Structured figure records
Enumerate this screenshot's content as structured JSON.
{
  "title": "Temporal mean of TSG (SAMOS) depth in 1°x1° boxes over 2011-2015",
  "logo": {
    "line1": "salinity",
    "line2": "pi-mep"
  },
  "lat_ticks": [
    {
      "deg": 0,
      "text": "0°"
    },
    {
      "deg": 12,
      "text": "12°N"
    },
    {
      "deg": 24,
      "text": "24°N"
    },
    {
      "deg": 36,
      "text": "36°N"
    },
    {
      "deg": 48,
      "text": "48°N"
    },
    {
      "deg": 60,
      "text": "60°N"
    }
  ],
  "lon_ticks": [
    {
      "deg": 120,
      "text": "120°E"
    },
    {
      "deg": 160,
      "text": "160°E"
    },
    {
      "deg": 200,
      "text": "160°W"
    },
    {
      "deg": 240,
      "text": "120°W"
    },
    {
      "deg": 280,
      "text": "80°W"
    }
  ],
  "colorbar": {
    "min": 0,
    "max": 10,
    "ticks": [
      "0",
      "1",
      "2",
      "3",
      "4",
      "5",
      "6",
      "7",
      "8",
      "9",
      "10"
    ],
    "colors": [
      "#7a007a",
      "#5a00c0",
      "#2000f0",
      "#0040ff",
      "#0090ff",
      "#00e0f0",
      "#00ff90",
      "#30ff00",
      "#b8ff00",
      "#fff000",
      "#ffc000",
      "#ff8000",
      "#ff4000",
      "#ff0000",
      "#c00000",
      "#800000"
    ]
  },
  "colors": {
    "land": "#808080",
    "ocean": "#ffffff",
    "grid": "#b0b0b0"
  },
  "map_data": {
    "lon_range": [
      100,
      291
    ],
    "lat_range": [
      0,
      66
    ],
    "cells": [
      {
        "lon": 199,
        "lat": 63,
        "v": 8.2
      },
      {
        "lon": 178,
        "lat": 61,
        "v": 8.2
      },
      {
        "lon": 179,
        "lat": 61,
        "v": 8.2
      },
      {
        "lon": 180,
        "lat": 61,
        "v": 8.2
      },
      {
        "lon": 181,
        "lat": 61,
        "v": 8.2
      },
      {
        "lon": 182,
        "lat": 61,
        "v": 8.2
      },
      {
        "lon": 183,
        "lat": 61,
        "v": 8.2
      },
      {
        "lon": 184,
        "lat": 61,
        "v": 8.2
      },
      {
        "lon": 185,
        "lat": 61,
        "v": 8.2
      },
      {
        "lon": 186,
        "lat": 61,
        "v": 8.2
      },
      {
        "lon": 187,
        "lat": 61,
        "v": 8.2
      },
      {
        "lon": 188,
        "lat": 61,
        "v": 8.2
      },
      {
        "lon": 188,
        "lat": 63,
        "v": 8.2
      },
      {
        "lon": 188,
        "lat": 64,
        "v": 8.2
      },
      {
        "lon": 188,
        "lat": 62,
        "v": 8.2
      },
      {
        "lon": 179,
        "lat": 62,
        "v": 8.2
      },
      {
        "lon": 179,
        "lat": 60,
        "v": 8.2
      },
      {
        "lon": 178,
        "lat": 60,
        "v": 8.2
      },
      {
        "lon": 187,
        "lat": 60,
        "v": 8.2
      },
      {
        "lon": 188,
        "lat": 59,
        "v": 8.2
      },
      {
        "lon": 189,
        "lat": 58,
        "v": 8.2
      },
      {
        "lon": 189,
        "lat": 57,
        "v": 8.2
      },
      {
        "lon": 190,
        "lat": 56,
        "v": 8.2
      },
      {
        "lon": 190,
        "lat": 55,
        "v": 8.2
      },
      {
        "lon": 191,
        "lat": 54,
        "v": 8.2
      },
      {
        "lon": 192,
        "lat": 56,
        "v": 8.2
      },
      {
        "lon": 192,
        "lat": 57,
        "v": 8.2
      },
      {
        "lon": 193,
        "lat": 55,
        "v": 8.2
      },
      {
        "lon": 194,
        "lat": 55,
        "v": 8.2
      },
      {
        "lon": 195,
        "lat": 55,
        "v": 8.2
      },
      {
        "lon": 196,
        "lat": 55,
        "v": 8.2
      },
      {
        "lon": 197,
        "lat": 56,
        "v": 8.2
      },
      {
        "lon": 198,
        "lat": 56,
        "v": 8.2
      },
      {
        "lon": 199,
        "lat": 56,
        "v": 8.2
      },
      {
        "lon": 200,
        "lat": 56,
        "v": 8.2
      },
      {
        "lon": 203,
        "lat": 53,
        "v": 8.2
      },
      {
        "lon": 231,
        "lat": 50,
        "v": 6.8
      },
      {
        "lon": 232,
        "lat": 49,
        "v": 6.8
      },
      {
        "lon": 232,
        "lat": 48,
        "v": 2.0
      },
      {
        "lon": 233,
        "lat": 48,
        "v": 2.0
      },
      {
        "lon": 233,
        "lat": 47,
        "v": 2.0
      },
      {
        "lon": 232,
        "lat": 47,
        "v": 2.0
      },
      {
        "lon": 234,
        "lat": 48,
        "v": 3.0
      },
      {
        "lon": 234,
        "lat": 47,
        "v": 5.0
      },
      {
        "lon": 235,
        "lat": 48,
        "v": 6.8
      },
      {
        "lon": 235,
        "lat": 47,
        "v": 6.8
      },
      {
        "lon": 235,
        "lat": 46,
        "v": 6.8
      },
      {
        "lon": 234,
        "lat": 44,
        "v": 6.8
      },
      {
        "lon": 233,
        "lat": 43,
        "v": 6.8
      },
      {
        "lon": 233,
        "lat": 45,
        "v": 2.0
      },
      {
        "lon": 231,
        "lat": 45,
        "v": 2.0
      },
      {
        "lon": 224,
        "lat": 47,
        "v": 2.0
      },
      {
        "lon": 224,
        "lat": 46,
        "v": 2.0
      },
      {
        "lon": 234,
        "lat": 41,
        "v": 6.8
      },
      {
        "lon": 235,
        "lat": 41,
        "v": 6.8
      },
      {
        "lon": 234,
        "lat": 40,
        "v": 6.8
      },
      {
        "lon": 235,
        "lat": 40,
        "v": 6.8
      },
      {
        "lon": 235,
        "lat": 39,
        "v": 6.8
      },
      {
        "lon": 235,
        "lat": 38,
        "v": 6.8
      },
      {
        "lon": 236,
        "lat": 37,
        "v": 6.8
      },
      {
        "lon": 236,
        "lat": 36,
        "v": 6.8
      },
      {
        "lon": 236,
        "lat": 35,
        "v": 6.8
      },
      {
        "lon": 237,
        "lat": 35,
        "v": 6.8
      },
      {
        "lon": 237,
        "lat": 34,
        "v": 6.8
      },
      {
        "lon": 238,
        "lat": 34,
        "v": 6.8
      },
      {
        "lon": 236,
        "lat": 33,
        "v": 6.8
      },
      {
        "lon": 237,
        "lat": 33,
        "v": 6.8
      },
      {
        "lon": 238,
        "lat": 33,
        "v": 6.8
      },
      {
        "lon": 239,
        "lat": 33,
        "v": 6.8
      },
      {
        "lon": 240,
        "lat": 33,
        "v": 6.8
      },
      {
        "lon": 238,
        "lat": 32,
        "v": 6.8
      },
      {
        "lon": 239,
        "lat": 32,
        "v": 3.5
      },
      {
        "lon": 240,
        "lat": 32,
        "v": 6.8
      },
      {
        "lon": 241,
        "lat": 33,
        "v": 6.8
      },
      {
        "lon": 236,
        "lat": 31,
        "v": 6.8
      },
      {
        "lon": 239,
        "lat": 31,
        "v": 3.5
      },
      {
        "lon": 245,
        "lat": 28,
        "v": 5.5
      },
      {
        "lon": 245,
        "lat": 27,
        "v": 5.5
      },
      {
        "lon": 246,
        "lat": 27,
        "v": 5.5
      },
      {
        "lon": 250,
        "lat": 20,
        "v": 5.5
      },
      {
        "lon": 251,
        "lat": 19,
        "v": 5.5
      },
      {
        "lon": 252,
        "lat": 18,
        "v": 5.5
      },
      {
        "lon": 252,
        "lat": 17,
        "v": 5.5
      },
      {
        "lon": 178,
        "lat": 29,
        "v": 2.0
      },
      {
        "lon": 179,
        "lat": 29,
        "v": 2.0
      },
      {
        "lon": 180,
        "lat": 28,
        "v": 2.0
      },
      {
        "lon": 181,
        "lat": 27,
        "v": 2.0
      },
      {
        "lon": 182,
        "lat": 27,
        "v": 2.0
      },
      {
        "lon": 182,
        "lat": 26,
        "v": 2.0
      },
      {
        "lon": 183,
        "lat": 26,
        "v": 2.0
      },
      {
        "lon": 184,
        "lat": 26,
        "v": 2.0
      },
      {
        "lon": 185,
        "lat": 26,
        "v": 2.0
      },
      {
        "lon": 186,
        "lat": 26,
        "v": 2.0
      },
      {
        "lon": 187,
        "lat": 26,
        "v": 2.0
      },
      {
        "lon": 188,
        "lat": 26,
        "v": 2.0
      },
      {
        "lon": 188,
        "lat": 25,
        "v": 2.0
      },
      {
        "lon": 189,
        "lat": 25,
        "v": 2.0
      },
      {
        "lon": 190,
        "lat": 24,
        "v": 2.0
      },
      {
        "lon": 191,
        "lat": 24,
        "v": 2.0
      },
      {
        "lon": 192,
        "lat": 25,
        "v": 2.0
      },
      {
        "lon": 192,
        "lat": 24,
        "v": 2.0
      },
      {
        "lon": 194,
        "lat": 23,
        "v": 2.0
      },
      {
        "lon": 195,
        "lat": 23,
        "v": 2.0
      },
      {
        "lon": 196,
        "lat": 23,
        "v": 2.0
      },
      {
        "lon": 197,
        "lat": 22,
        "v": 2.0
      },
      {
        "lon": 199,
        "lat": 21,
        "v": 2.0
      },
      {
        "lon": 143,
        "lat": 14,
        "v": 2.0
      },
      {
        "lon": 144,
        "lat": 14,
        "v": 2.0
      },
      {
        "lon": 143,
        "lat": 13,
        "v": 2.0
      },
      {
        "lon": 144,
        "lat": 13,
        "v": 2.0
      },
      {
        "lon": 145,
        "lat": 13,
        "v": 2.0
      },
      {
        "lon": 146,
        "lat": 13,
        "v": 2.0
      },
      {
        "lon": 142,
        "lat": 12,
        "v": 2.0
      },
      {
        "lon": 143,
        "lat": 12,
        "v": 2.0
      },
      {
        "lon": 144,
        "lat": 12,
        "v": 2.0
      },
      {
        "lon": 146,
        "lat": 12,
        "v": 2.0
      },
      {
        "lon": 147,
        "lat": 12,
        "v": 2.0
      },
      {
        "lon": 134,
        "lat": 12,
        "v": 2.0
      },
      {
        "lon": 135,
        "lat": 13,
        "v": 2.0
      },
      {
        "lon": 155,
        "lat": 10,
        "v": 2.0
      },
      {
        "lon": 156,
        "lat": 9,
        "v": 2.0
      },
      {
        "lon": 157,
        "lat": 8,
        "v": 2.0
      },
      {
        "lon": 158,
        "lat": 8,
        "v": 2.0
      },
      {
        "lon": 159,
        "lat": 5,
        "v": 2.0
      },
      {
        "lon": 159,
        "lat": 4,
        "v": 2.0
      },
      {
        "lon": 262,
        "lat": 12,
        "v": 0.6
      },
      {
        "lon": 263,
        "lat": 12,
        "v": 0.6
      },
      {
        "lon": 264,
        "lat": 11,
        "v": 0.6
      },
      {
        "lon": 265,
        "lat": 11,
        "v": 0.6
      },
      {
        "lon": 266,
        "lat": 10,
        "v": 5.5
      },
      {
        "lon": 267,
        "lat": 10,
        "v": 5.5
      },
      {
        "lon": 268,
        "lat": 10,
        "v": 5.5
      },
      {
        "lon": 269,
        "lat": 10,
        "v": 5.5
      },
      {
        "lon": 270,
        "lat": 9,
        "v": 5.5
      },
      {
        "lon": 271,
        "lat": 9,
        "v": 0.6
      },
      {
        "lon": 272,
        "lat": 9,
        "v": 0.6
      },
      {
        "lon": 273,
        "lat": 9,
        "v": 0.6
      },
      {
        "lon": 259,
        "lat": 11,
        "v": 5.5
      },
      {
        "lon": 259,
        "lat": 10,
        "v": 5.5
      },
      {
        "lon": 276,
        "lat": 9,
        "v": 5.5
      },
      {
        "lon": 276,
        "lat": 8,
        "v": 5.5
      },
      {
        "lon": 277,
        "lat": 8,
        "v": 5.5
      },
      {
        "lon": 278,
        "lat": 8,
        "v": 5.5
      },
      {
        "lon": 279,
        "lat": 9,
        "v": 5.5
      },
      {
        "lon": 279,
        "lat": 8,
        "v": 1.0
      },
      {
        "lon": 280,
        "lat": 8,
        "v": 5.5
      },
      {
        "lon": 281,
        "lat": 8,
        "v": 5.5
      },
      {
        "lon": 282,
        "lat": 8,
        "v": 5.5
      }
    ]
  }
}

- _WRITTEN REQUEST_:
Which lines contain the word "text"? Copy each one.

- _RESPONSE FOR THIS EXERCISE_:
      "text": "0°"
      "text": "12°N"
      "text": "24°N"
      "text": "36°N"
      "text": "48°N"
      "text": "60°N"
      "text": "120°E"
      "text": "160°E"
      "text": "160°W"
      "text": "120°W"
      "text": "80°W"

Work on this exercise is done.